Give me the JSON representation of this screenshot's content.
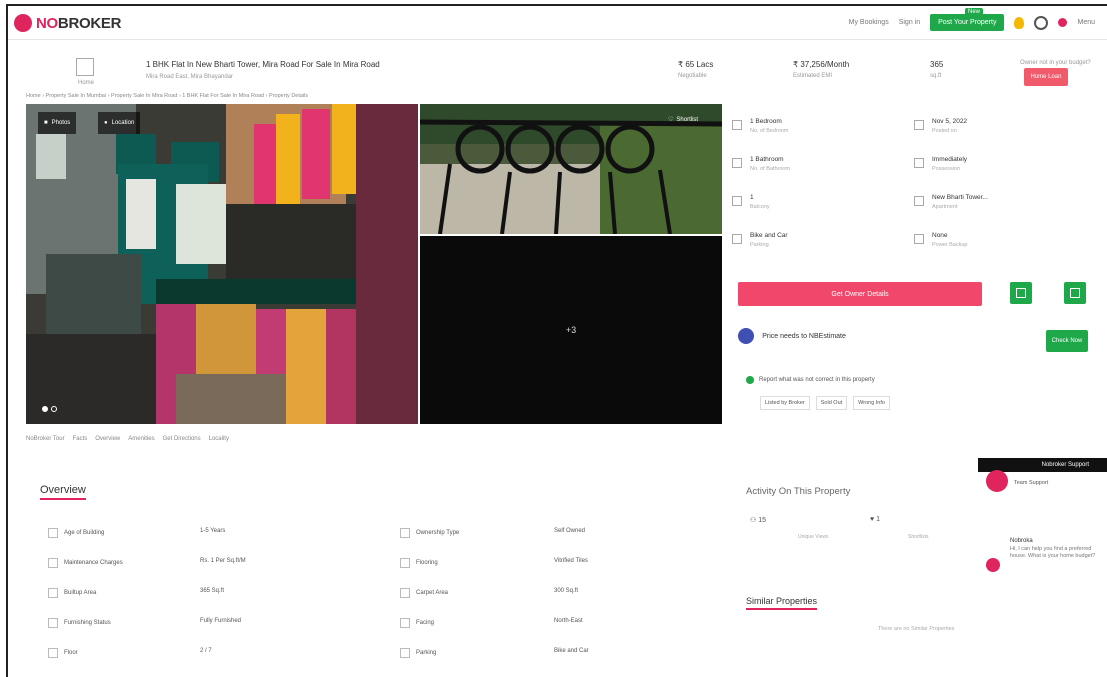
{
  "nav": {
    "logo_text_pre": "NO",
    "logo_text_post": "BROKER",
    "bookings": "My Bookings",
    "signin": "Sign in",
    "post_property": "Post Your Property",
    "new_badge": "New",
    "menu": "Menu"
  },
  "property": {
    "home_caption": "Home",
    "title": "1 BHK Flat In New Bharti Tower, Mira Road For Sale In Mira Road",
    "subtitle": "Mira Road East, Mira Bhayandar",
    "price": "₹ 65 Lacs",
    "price_label": "Negotiable",
    "emi": "₹ 37,256/Month",
    "emi_label": "Estimated EMI",
    "area": "365",
    "area_label": "sq.ft",
    "contact_caption": "Owner not in your budget?",
    "contact_button": "Home Loan",
    "breadcrumb": "Home › Property Sale In Mumbai › Property Sale In Mira Road › 1 BHK Flat For Sale In Mira Road › Property Details"
  },
  "gallery": {
    "photos_label": "Photos",
    "location_label": "Location",
    "shortlist_label": "Shortlist",
    "more_count": "+3",
    "tabs": [
      "NoBroker Tour",
      "Facts",
      "Overview",
      "Amenities",
      "Get Directions",
      "Locality"
    ]
  },
  "details": [
    {
      "value": "1 Bedroom",
      "label": "No. of Bedroom"
    },
    {
      "value": "Nov 5, 2022",
      "label": "Posted on"
    },
    {
      "value": "1 Bathroom",
      "label": "No. of Bathroom"
    },
    {
      "value": "Immediately",
      "label": "Possession"
    },
    {
      "value": "1",
      "label": "Balcony"
    },
    {
      "value": "New Bharti Tower...",
      "label": "Apartment"
    },
    {
      "value": "Bike and Car",
      "label": "Parking"
    },
    {
      "value": "None",
      "label": "Power Backup"
    }
  ],
  "actions": {
    "owner_details": "Get Owner Details",
    "price_title": "Price needs to NBEstimate",
    "check_now": "Check Now",
    "report": "Report what was not correct in this property",
    "tags": [
      "Listed by Broker",
      "Sold Out",
      "Wrong Info"
    ]
  },
  "overview": {
    "title": "Overview",
    "rows": [
      {
        "label": "Age of Building",
        "value": "1-5 Years",
        "label2": "Ownership Type",
        "value2": "Self Owned"
      },
      {
        "label": "Maintenance Charges",
        "value": "Rs. 1 Per Sq.ft/M",
        "label2": "Flooring",
        "value2": "Vitrified Tiles"
      },
      {
        "label": "Builtup Area",
        "value": "365 Sq.ft",
        "label2": "Carpet Area",
        "value2": "300 Sq.ft"
      },
      {
        "label": "Furnishing Status",
        "value": "Fully Furnished",
        "label2": "Facing",
        "value2": "North-East"
      },
      {
        "label": "Floor",
        "value": "2 / 7",
        "label2": "Parking",
        "value2": "Bike and Car"
      }
    ]
  },
  "activity": {
    "title": "Activity On This Property",
    "views": "15",
    "views_label": "Unique Views",
    "shortlists": "1",
    "shortlists_label": "Shortlists"
  },
  "similar": {
    "title": "Similar Properties",
    "empty": "There are no Similar Properties"
  },
  "chat": {
    "bar_label": "Nobroker Support",
    "agent": "Team Support",
    "sender": "Nobroka",
    "message": "Hi, I can help you find a preferred house. What is your home budget?"
  }
}
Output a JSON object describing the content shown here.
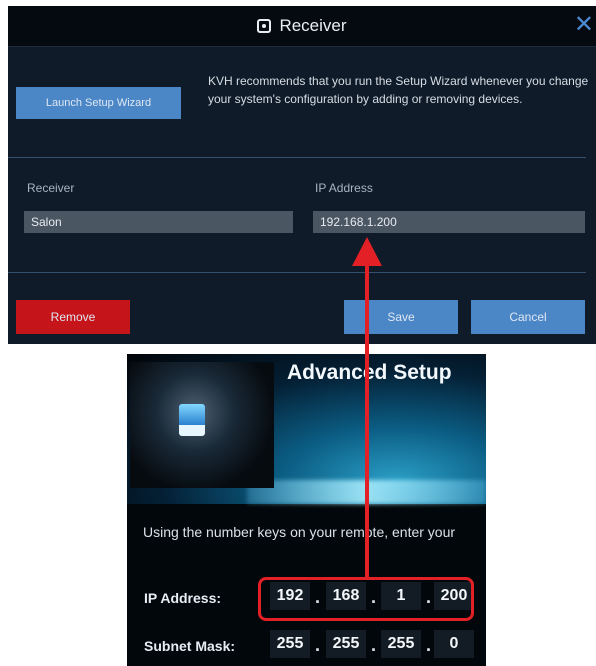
{
  "dialog": {
    "title": "Receiver",
    "close_icon": "close-icon",
    "title_icon": "receiver-icon",
    "wizard_button": "Launch Setup Wizard",
    "info_text": "KVH recommends that you run the Setup Wizard whenever you change your system's configuration by adding or removing devices.",
    "receiver_label": "Receiver",
    "receiver_value": "Salon",
    "ip_label": "IP Address",
    "ip_value": "192.168.1.200",
    "remove_button": "Remove",
    "save_button": "Save",
    "cancel_button": "Cancel"
  },
  "tv_screen": {
    "title": "Advanced Setup",
    "instructions": "Using the number keys on your remote, enter your",
    "ip_label": "IP Address:",
    "ip_octets": [
      "192",
      "168",
      "1",
      "200"
    ],
    "subnet_label": "Subnet Mask:",
    "subnet_octets": [
      "255",
      "255",
      "255",
      "0"
    ]
  },
  "colors": {
    "accent_blue": "#4b86c6",
    "danger_red": "#c5141a",
    "arrow_red": "#e32025",
    "panel_bg": "#0f1b28"
  }
}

Task:
Repeat the entries exactly. Pictures are excluded from the copy.

Full response:
Give me the JSON representation of this screenshot's content.
{
  "nav": {
    "logo_text_pre": "NO",
    "logo_text_post": "BROKER",
    "bookings": "My Bookings",
    "signin": "Sign in",
    "post_property": "Post Your Property",
    "new_badge": "New",
    "menu": "Menu"
  },
  "property": {
    "home_caption": "Home",
    "title": "1 BHK Flat In New Bharti Tower, Mira Road For Sale In Mira Road",
    "subtitle": "Mira Road East, Mira Bhayandar",
    "price": "₹ 65 Lacs",
    "price_label": "Negotiable",
    "emi": "₹ 37,256/Month",
    "emi_label": "Estimated EMI",
    "area": "365",
    "area_label": "sq.ft",
    "contact_caption": "Owner not in your budget?",
    "contact_button": "Home Loan",
    "breadcrumb": "Home › Property Sale In Mumbai › Property Sale In Mira Road › 1 BHK Flat For Sale In Mira Road › Property Details"
  },
  "gallery": {
    "photos_label": "Photos",
    "location_label": "Location",
    "shortlist_label": "Shortlist",
    "more_count": "+3",
    "tabs": [
      "NoBroker Tour",
      "Facts",
      "Overview",
      "Amenities",
      "Get Directions",
      "Locality"
    ]
  },
  "details": [
    {
      "value": "1 Bedroom",
      "label": "No. of Bedroom"
    },
    {
      "value": "Nov 5, 2022",
      "label": "Posted on"
    },
    {
      "value": "1 Bathroom",
      "label": "No. of Bathroom"
    },
    {
      "value": "Immediately",
      "label": "Possession"
    },
    {
      "value": "1",
      "label": "Balcony"
    },
    {
      "value": "New Bharti Tower...",
      "label": "Apartment"
    },
    {
      "value": "Bike and Car",
      "label": "Parking"
    },
    {
      "value": "None",
      "label": "Power Backup"
    }
  ],
  "actions": {
    "owner_details": "Get Owner Details",
    "price_title": "Price needs to NBEstimate",
    "check_now": "Check Now",
    "report": "Report what was not correct in this property",
    "tags": [
      "Listed by Broker",
      "Sold Out",
      "Wrong Info"
    ]
  },
  "overview": {
    "title": "Overview",
    "rows": [
      {
        "label": "Age of Building",
        "value": "1-5 Years",
        "label2": "Ownership Type",
        "value2": "Self Owned"
      },
      {
        "label": "Maintenance Charges",
        "value": "Rs. 1 Per Sq.ft/M",
        "label2": "Flooring",
        "value2": "Vitrified Tiles"
      },
      {
        "label": "Builtup Area",
        "value": "365 Sq.ft",
        "label2": "Carpet Area",
        "value2": "300 Sq.ft"
      },
      {
        "label": "Furnishing Status",
        "value": "Fully Furnished",
        "label2": "Facing",
        "value2": "North-East"
      },
      {
        "label": "Floor",
        "value": "2 / 7",
        "label2": "Parking",
        "value2": "Bike and Car"
      }
    ]
  },
  "activity": {
    "title": "Activity On This Property",
    "views": "15",
    "views_label": "Unique Views",
    "shortlists": "1",
    "shortlists_label": "Shortlists"
  },
  "similar": {
    "title": "Similar Properties",
    "empty": "There are no Similar Properties"
  },
  "chat": {
    "bar_label": "Nobroker Support",
    "agent": "Team Support",
    "sender": "Nobroka",
    "message": "Hi, I can help you find a preferred house. What is your home budget?"
  }
}
Output a JSON object describing the content shown here.
{
  "dialog": {
    "title": "Receiver",
    "close_icon": "close-icon",
    "title_icon": "receiver-icon",
    "wizard_button": "Launch Setup Wizard",
    "info_text": "KVH recommends that you run the Setup Wizard whenever you change your system's configuration by adding or removing devices.",
    "receiver_label": "Receiver",
    "receiver_value": "Salon",
    "ip_label": "IP Address",
    "ip_value": "192.168.1.200",
    "remove_button": "Remove",
    "save_button": "Save",
    "cancel_button": "Cancel"
  },
  "tv_screen": {
    "title": "Advanced Setup",
    "instructions": "Using the number keys on your remote, enter your",
    "ip_label": "IP Address:",
    "ip_octets": [
      "192",
      "168",
      "1",
      "200"
    ],
    "subnet_label": "Subnet Mask:",
    "subnet_octets": [
      "255",
      "255",
      "255",
      "0"
    ]
  },
  "colors": {
    "accent_blue": "#4b86c6",
    "danger_red": "#c5141a",
    "arrow_red": "#e32025",
    "panel_bg": "#0f1b28"
  }
}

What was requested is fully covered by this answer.